→ Exercise task
Every record should be repeated exactly, except that pictures are left out.

→ Excerpted records

········

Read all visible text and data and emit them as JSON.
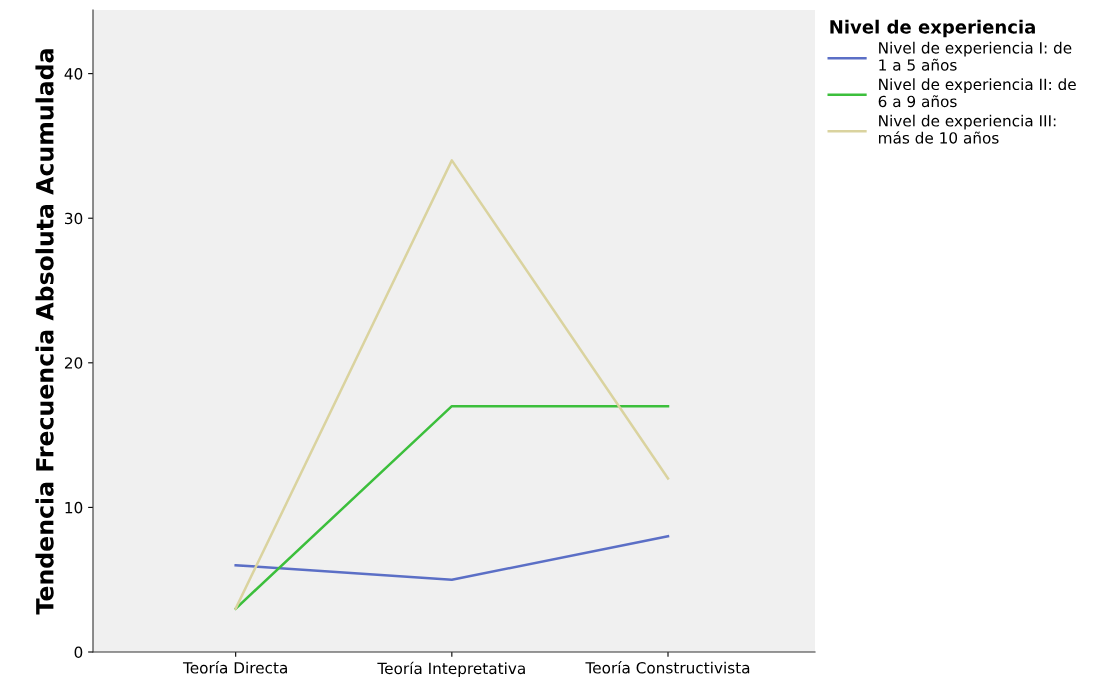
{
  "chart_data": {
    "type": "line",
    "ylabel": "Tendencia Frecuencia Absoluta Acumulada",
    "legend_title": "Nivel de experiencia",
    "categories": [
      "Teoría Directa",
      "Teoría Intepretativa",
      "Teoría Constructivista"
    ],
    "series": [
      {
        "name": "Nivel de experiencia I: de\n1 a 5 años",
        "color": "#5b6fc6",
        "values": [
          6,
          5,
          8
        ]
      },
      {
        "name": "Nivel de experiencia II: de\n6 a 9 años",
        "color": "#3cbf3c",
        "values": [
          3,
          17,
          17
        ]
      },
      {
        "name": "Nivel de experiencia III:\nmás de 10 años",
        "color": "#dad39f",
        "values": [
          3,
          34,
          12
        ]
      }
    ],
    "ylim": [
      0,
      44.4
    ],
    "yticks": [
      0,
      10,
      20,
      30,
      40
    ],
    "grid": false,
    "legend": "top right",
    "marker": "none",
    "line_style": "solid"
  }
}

········

→ Exercise solution
Read all visible text and data and emit them as JSON.
{
  "chart_data": {
    "type": "line",
    "ylabel": "Tendencia Frecuencia Absoluta Acumulada",
    "legend_title": "Nivel de experiencia",
    "categories": [
      "Teoría Directa",
      "Teoría Intepretativa",
      "Teoría Constructivista"
    ],
    "series": [
      {
        "name": "Nivel de experiencia I: de\n1 a 5 años",
        "color": "#5b6fc6",
        "values": [
          6,
          5,
          8
        ]
      },
      {
        "name": "Nivel de experiencia II: de\n6 a 9 años",
        "color": "#3cbf3c",
        "values": [
          3,
          17,
          17
        ]
      },
      {
        "name": "Nivel de experiencia III:\nmás de 10 años",
        "color": "#dad39f",
        "values": [
          3,
          34,
          12
        ]
      }
    ],
    "ylim": [
      0,
      44.4
    ],
    "yticks": [
      0,
      10,
      20,
      30,
      40
    ],
    "grid": false,
    "legend": "top right",
    "marker": "none",
    "line_style": "solid"
  }
}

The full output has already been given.